(Excerpts from a figure dataset)
· · · ·
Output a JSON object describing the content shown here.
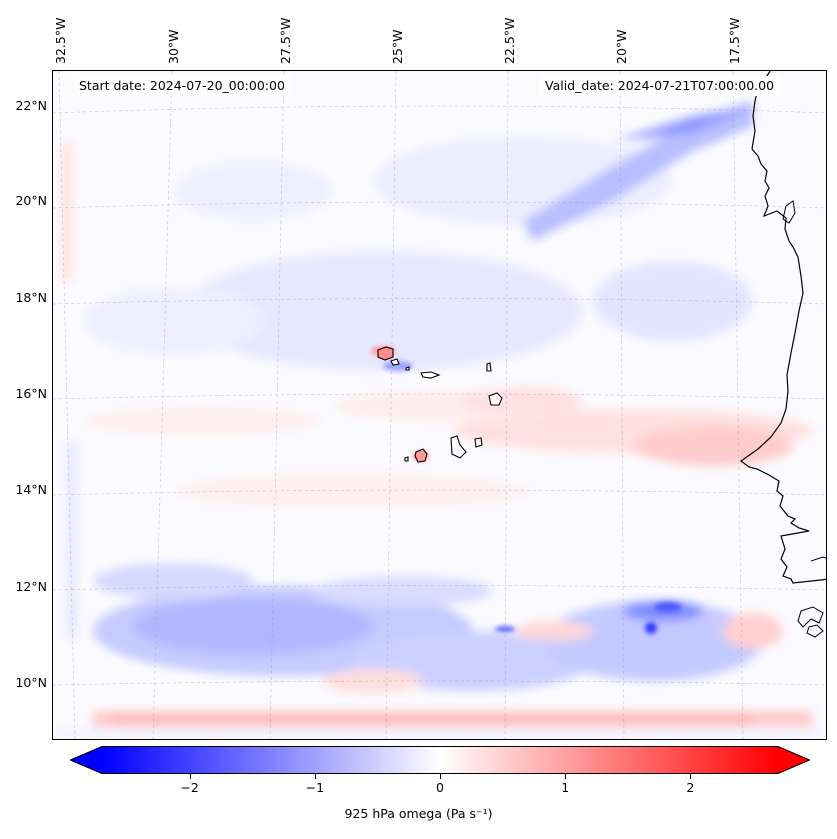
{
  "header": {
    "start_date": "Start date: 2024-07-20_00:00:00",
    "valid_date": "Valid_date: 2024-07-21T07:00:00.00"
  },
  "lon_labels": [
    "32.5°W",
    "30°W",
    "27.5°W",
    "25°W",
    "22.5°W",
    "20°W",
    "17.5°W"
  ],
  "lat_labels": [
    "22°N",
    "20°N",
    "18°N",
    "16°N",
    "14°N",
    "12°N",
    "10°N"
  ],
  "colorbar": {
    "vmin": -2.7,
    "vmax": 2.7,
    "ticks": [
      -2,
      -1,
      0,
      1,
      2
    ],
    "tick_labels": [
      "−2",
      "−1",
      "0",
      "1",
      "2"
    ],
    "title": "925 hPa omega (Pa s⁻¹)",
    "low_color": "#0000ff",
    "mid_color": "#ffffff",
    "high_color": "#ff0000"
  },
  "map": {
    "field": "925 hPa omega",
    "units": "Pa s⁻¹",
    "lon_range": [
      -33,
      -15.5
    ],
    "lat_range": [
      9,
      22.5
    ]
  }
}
· · · ·
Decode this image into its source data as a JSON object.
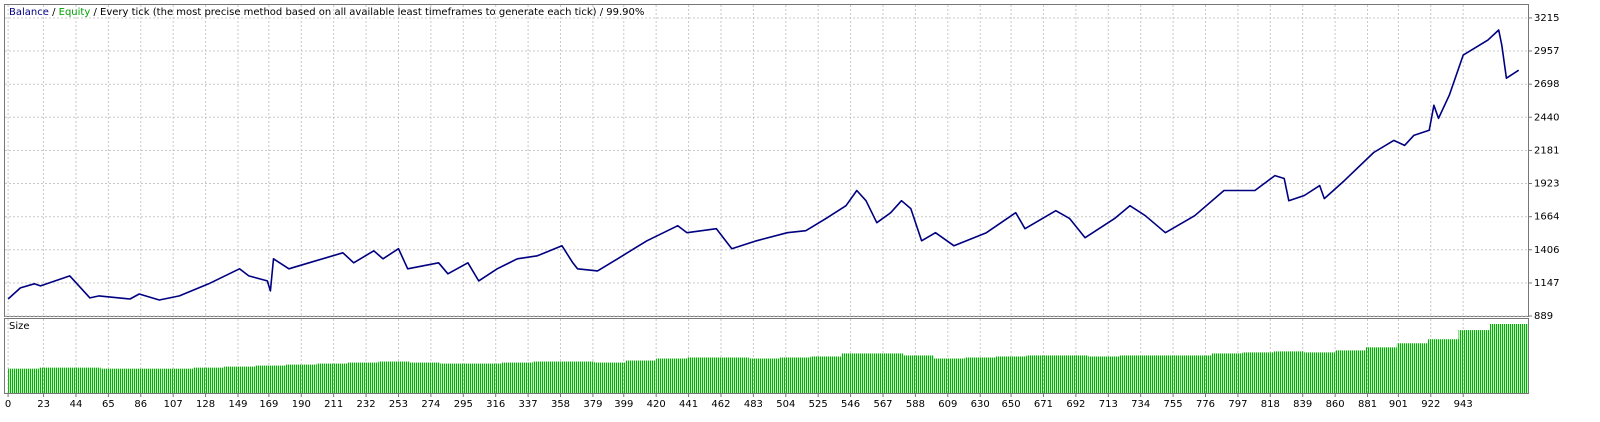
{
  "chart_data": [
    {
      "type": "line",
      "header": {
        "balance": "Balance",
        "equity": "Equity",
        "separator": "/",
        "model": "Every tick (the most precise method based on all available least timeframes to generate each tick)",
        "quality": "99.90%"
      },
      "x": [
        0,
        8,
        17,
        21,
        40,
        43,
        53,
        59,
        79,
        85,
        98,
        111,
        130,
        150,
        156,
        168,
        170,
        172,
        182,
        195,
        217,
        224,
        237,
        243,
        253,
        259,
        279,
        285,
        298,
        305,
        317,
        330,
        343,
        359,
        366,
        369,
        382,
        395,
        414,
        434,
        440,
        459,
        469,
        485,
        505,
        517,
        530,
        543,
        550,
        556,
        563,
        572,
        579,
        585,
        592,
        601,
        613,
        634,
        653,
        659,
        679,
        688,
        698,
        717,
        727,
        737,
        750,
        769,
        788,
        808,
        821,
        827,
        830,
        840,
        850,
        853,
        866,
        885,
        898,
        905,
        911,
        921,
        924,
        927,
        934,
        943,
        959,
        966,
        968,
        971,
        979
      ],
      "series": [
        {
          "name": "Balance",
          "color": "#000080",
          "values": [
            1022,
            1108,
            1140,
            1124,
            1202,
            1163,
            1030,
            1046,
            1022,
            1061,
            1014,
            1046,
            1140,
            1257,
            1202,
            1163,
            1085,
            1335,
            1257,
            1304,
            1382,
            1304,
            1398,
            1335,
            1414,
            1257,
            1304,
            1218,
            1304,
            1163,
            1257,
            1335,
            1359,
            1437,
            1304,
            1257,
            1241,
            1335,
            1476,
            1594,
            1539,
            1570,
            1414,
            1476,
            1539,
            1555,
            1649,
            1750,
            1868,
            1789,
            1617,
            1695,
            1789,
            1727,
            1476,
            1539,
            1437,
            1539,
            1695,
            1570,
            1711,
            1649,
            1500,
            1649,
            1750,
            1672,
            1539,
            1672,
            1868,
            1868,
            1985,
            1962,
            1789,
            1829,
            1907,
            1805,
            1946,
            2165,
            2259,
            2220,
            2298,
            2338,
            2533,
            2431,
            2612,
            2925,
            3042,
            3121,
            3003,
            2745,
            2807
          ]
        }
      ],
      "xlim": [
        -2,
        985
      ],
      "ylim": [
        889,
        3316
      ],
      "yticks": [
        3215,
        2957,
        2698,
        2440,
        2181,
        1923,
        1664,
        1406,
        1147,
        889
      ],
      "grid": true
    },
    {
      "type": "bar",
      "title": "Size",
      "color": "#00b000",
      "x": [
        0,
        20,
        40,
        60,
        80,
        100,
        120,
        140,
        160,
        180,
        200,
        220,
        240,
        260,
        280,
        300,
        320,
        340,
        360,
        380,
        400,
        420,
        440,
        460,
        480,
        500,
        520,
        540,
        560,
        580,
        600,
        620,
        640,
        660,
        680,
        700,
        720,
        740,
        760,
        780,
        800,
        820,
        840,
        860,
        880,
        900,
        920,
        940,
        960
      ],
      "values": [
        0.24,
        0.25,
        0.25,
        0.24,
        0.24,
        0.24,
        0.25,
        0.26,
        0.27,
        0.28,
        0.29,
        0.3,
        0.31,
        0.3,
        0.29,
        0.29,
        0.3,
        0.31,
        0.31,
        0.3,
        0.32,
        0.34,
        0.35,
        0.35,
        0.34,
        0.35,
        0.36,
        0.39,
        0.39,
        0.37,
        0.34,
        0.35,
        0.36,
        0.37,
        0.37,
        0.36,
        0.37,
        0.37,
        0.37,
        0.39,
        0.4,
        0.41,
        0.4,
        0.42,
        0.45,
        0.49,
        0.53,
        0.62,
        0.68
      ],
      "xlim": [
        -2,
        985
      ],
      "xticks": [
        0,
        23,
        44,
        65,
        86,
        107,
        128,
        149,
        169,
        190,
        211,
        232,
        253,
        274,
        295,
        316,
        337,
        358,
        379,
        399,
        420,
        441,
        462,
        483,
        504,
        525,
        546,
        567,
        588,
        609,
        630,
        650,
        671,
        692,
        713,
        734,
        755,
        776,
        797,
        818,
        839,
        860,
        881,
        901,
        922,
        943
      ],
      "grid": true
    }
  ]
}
· · · ·
> EXERCISE BRIEF
Search the entries for the word "object", then list each line that holds it.

> THE RESULT
Output a JSON object describing the content shown here.
Decode this image into its source data as a JSON object.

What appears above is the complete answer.